Exercise brief -> Images excluded, repeat each entry below exactly.

Rows from a figure dataset ->
──────

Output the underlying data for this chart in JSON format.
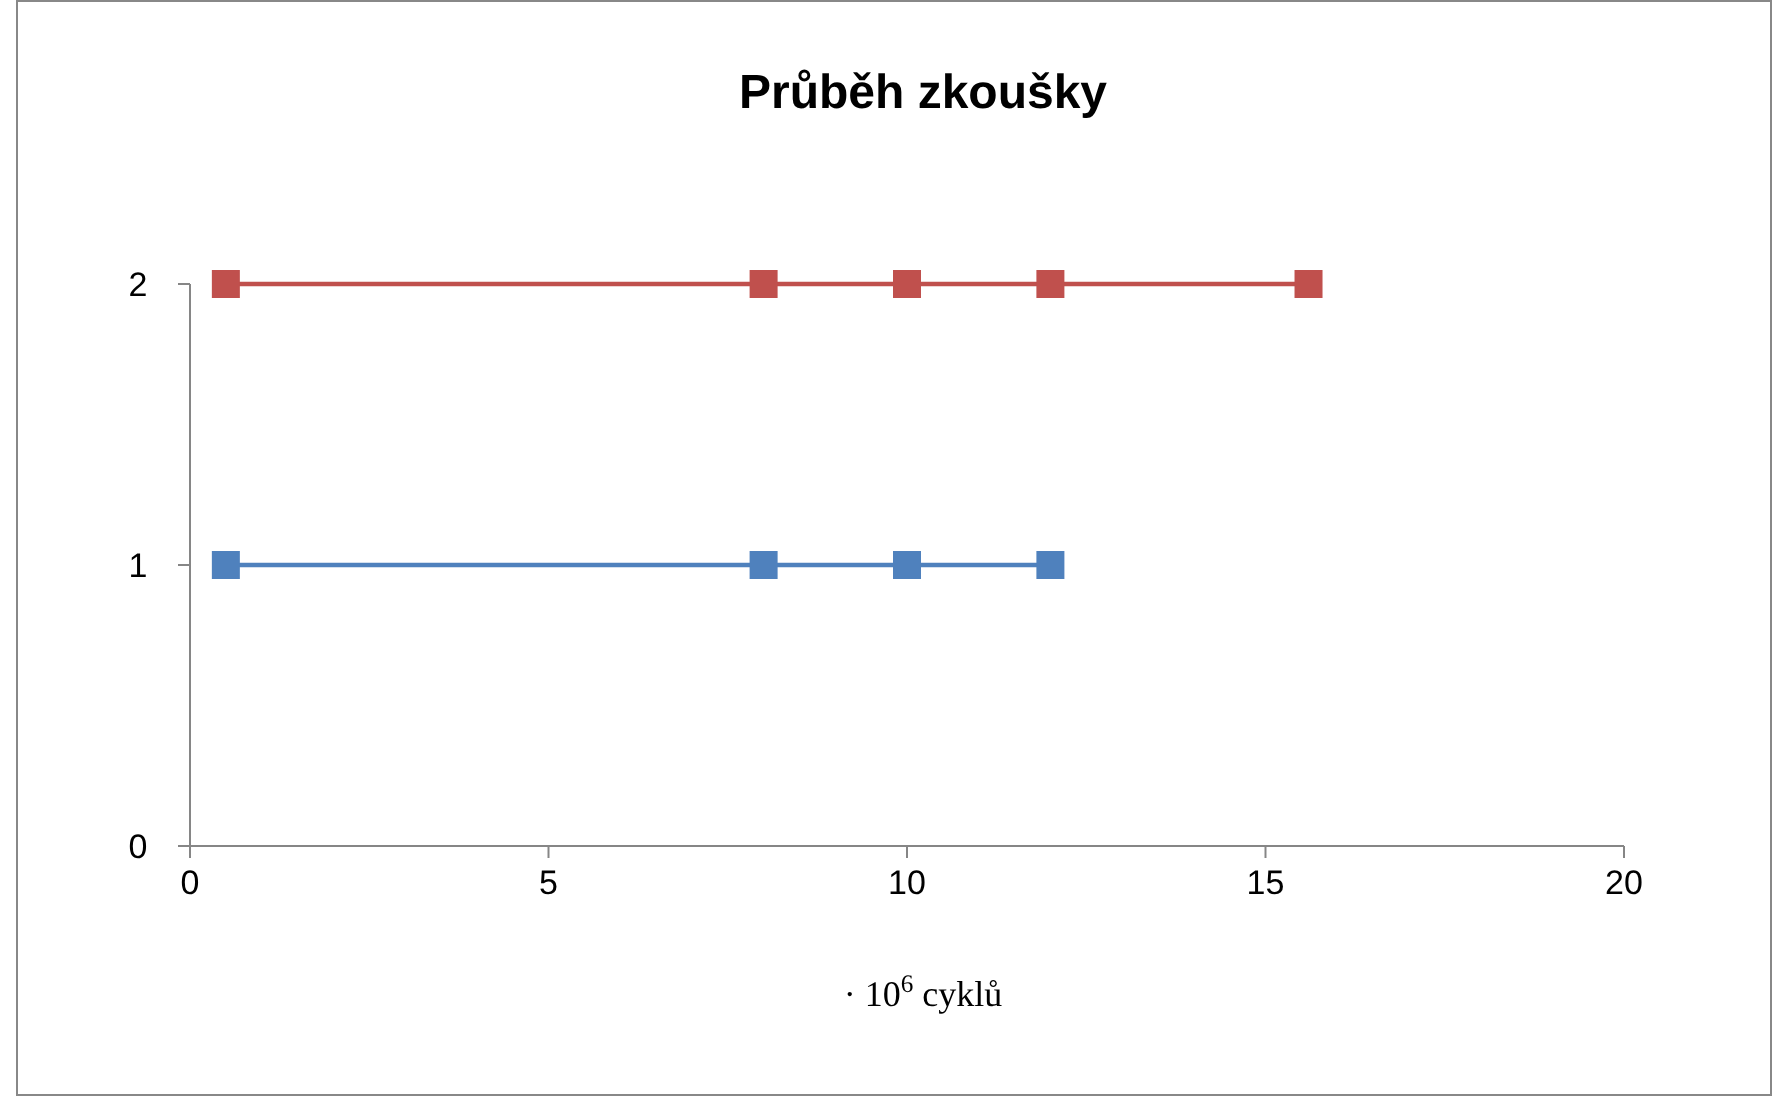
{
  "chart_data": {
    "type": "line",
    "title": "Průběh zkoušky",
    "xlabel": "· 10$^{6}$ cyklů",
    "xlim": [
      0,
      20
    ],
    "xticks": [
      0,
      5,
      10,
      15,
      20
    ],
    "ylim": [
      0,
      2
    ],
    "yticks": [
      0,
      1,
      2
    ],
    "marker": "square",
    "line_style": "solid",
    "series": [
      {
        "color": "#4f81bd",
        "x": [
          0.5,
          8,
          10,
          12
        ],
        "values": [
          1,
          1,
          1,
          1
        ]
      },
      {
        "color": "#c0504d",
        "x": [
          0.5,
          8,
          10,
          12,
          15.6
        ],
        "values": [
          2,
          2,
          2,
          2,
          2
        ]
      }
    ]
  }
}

──────

Output for this task ->
Output the underlying data for this chart in JSON format.
{
  "chart_data": {
    "type": "line",
    "title": "Průběh zkoušky",
    "xlabel": "· 10$^{6}$ cyklů",
    "xlim": [
      0,
      20
    ],
    "xticks": [
      0,
      5,
      10,
      15,
      20
    ],
    "ylim": [
      0,
      2
    ],
    "yticks": [
      0,
      1,
      2
    ],
    "marker": "square",
    "line_style": "solid",
    "series": [
      {
        "color": "#4f81bd",
        "x": [
          0.5,
          8,
          10,
          12
        ],
        "values": [
          1,
          1,
          1,
          1
        ]
      },
      {
        "color": "#c0504d",
        "x": [
          0.5,
          8,
          10,
          12,
          15.6
        ],
        "values": [
          2,
          2,
          2,
          2,
          2
        ]
      }
    ]
  }
}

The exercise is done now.